## Data extract
++++

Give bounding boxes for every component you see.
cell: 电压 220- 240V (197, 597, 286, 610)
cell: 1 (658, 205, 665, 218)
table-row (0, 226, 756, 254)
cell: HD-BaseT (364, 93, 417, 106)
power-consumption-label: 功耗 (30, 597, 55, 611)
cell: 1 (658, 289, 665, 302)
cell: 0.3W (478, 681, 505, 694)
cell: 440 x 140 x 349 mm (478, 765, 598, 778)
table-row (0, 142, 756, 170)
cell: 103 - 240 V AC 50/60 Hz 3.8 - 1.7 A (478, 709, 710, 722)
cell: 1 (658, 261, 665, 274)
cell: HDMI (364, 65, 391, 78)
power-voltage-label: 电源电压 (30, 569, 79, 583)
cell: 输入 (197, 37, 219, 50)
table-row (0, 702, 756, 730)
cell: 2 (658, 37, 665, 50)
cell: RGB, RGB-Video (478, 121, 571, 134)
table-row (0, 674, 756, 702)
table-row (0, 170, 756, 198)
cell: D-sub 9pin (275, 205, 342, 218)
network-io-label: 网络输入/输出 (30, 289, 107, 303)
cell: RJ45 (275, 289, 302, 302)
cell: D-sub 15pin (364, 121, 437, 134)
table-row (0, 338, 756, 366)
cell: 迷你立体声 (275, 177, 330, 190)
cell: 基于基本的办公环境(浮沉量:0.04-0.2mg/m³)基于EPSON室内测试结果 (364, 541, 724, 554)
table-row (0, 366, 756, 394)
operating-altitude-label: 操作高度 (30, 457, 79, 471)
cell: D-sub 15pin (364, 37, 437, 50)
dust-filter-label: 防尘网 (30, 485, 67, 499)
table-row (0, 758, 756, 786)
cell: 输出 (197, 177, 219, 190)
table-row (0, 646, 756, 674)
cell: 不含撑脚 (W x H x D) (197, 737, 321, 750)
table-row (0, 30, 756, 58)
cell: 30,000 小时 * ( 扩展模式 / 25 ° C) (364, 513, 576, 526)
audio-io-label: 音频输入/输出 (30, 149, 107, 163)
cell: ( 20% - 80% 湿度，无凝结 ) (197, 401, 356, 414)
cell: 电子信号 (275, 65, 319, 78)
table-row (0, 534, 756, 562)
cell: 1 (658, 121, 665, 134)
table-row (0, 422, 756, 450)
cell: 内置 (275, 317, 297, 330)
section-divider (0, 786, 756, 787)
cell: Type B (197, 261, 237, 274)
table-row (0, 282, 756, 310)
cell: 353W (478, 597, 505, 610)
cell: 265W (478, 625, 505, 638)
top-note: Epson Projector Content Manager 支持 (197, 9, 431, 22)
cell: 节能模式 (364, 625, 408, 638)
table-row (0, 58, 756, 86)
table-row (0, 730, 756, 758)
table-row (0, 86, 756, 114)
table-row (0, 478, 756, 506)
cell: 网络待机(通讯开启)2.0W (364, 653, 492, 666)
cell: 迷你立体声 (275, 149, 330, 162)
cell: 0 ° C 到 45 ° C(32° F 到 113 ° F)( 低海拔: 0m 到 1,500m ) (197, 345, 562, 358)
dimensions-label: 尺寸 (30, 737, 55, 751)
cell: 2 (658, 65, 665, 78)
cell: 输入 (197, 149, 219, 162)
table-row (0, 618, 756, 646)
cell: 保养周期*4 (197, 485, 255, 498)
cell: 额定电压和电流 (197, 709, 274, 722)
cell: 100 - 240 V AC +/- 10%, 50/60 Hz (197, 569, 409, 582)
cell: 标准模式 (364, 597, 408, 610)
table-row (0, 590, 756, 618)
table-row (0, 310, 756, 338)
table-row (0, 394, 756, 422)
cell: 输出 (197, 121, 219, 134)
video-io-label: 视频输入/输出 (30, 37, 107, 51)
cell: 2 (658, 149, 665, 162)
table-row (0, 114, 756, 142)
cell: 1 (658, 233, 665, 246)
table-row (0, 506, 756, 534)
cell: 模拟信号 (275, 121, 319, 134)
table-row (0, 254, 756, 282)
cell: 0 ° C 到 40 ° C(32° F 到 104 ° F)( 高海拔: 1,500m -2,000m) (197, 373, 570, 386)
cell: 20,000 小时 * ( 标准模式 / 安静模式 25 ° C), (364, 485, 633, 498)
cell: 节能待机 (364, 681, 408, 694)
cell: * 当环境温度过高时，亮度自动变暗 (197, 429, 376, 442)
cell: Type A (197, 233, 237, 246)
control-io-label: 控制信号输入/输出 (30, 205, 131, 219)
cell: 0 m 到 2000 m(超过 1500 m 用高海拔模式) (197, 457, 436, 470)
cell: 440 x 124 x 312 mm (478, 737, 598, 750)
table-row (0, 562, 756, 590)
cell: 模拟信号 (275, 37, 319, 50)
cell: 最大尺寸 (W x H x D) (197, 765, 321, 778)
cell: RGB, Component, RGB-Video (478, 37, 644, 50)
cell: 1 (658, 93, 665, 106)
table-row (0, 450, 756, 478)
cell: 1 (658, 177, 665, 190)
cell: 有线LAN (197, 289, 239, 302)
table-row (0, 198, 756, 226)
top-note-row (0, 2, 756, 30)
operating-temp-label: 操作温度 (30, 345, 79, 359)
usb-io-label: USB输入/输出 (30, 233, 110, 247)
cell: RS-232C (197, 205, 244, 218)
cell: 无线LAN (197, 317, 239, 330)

++++

## Task details
Give every line of the data above as a Markdown table with two columns, No. and Entry. Number the rows from 1 and leave out blank lines.

## Expected output
| No. | Entry |
|---|---|
| 1 | Give bounding boxes for every component you see. |
| 2 | cell: 电压 220- 240V (197, 597, 286, 610) |
| 3 | cell: 1 (658, 205, 665, 218) |
| 4 | table-row (0, 226, 756, 254) |
| 5 | cell: HD-BaseT (364, 93, 417, 106) |
| 6 | power-consumption-label: 功耗 (30, 597, 55, 611) |
| 7 | cell: 1 (658, 289, 665, 302) |
| 8 | cell: 0.3W (478, 681, 505, 694) |
| 9 | cell: 440 x 140 x 349 mm (478, 765, 598, 778) |
| 10 | table-row (0, 142, 756, 170) |
| 11 | cell: 103 - 240 V AC 50/60 Hz 3.8 - 1.7 A (478, 709, 710, 722) |
| 12 | cell: 1 (658, 261, 665, 274) |
| 13 | cell: HDMI (364, 65, 391, 78) |
| 14 | power-voltage-label: 电源电压 (30, 569, 79, 583) |
| 15 | cell: 输入 (197, 37, 219, 50) |
| 16 | table-row (0, 702, 756, 730) |
| 17 | cell: 2 (658, 37, 665, 50) |
| 18 | cell: RGB, RGB-Video (478, 121, 571, 134) |
| 19 | table-row (0, 674, 756, 702) |
| 20 | table-row (0, 170, 756, 198) |
| 21 | cell: D-sub 9pin (275, 205, 342, 218) |
| 22 | network-io-label: 网络输入/输出 (30, 289, 107, 303) |
| 23 | cell: RJ45 (275, 289, 302, 302) |
| 24 | cell: D-sub 15pin (364, 121, 437, 134) |
| 25 | table-row (0, 338, 756, 366) |
| 26 | cell: 迷你立体声 (275, 177, 330, 190) |
| 27 | cell: 基于基本的办公环境(浮沉量:0.04-0.2mg/m³)基于EPSON室内测试结果 (364, 541, 724, 554) |
| 28 | table-row (0, 366, 756, 394) |
| 29 | operating-altitude-label: 操作高度 (30, 457, 79, 471) |
| 30 | cell: D-sub 15pin (364, 37, 437, 50) |
| 31 | dust-filter-label: 防尘网 (30, 485, 67, 499) |
| 32 | table-row (0, 758, 756, 786) |
| 33 | cell: 输出 (197, 177, 219, 190) |
| 34 | table-row (0, 646, 756, 674) |
| 35 | cell: 不含撑脚 (W x H x D) (197, 737, 321, 750) |
| 36 | table-row (0, 30, 756, 58) |
| 37 | cell: 30,000 小时 * ( 扩展模式 / 25 ° C) (364, 513, 576, 526) |
| 38 | audio-io-label: 音频输入/输出 (30, 149, 107, 163) |
| 39 | cell: ( 20% - 80% 湿度，无凝结 ) (197, 401, 356, 414) |
| 40 | cell: 电子信号 (275, 65, 319, 78) |
| 41 | table-row (0, 534, 756, 562) |
| 42 | cell: 1 (658, 121, 665, 134) |
| 43 | table-row (0, 422, 756, 450) |
| 44 | cell: 内置 (275, 317, 297, 330) |
| 45 | section-divider (0, 786, 756, 787) |
| 46 | cell: Type B (197, 261, 237, 274) |
| 47 | table-row (0, 282, 756, 310) |
| 48 | cell: 353W (478, 597, 505, 610) |
| 49 | cell: 265W (478, 625, 505, 638) |
| 50 | top-note: Epson Projector Content Manager 支持 (197, 9, 431, 22) |
| 51 | cell: 节能模式 (364, 625, 408, 638) |
| 52 | table-row (0, 58, 756, 86) |
| 53 | table-row (0, 730, 756, 758) |
| 54 | table-row (0, 86, 756, 114) |
| 55 | table-row (0, 478, 756, 506) |
| 56 | cell: 网络待机(通讯开启)2.0W (364, 653, 492, 666) |
| 57 | cell: 迷你立体声 (275, 149, 330, 162) |
| 58 | cell: 0 ° C 到 45 ° C(32° F 到 113 ° F)( 低海拔: 0m 到 1,500m ) (197, 345, 562, 358) |
| 59 | dimensions-label: 尺寸 (30, 737, 55, 751) |
| 60 | cell: 2 (658, 65, 665, 78) |
| 61 | cell: 输入 (197, 149, 219, 162) |
| 62 | table-row (0, 618, 756, 646) |
| 63 | cell: 保养周期*4 (197, 485, 255, 498) |
| 64 | cell: 额定电压和电流 (197, 709, 274, 722) |
| 65 | cell: 100 - 240 V AC +/- 10%, 50/60 Hz (197, 569, 409, 582) |
| 66 | cell: 标准模式 (364, 597, 408, 610) |
| 67 | table-row (0, 590, 756, 618) |
| 68 | table-row (0, 310, 756, 338) |
| 69 | table-row (0, 394, 756, 422) |
| 70 | cell: 输出 (197, 121, 219, 134) |
| 71 | video-io-label: 视频输入/输出 (30, 37, 107, 51) |
| 72 | cell: 2 (658, 149, 665, 162) |
| 73 | table-row (0, 114, 756, 142) |
| 74 | cell: 1 (658, 233, 665, 246) |
| 75 | table-row (0, 506, 756, 534) |
| 76 | cell: 模拟信号 (275, 121, 319, 134) |
| 77 | table-row (0, 254, 756, 282) |
| 78 | cell: 0 ° C 到 40 ° C(32° F 到 104 ° F)( 高海拔: 1,500m -2,000m) (197, 373, 570, 386) |
| 79 | cell: 20,000 小时 * ( 标准模式 / 安静模式 25 ° C), (364, 485, 633, 498) |
| 80 | cell: 节能待机 (364, 681, 408, 694) |
| 81 | cell: * 当环境温度过高时，亮度自动变暗 (197, 429, 376, 442) |
| 82 | cell: Type A (197, 233, 237, 246) |
| 83 | control-io-label: 控制信号输入/输出 (30, 205, 131, 219) |
| 84 | cell: 0 m 到 2000 m(超过 1500 m 用高海拔模式) (197, 457, 436, 470) |
| 85 | cell: 440 x 124 x 312 mm (478, 737, 598, 750) |
| 86 | table-row (0, 562, 756, 590) |
| 87 | cell: 模拟信号 (275, 37, 319, 50) |
| 88 | cell: 最大尺寸 (W x H x D) (197, 765, 321, 778) |
| 89 | cell: RGB, Component, RGB-Video (478, 37, 644, 50) |
| 90 | cell: 1 (658, 93, 665, 106) |
| 91 | table-row (0, 450, 756, 478) |
| 92 | cell: 1 (658, 177, 665, 190) |
| 93 | cell: 有线LAN (197, 289, 239, 302) |
| 94 | table-row (0, 198, 756, 226) |
| 95 | top-note-row (0, 2, 756, 30) |
| 96 | operating-temp-label: 操作温度 (30, 345, 79, 359) |
| 97 | usb-io-label: USB输入/输出 (30, 233, 110, 247) |
| 98 | cell: RS-232C (197, 205, 244, 218) |
| 99 | cell: 无线LAN (197, 317, 239, 330) |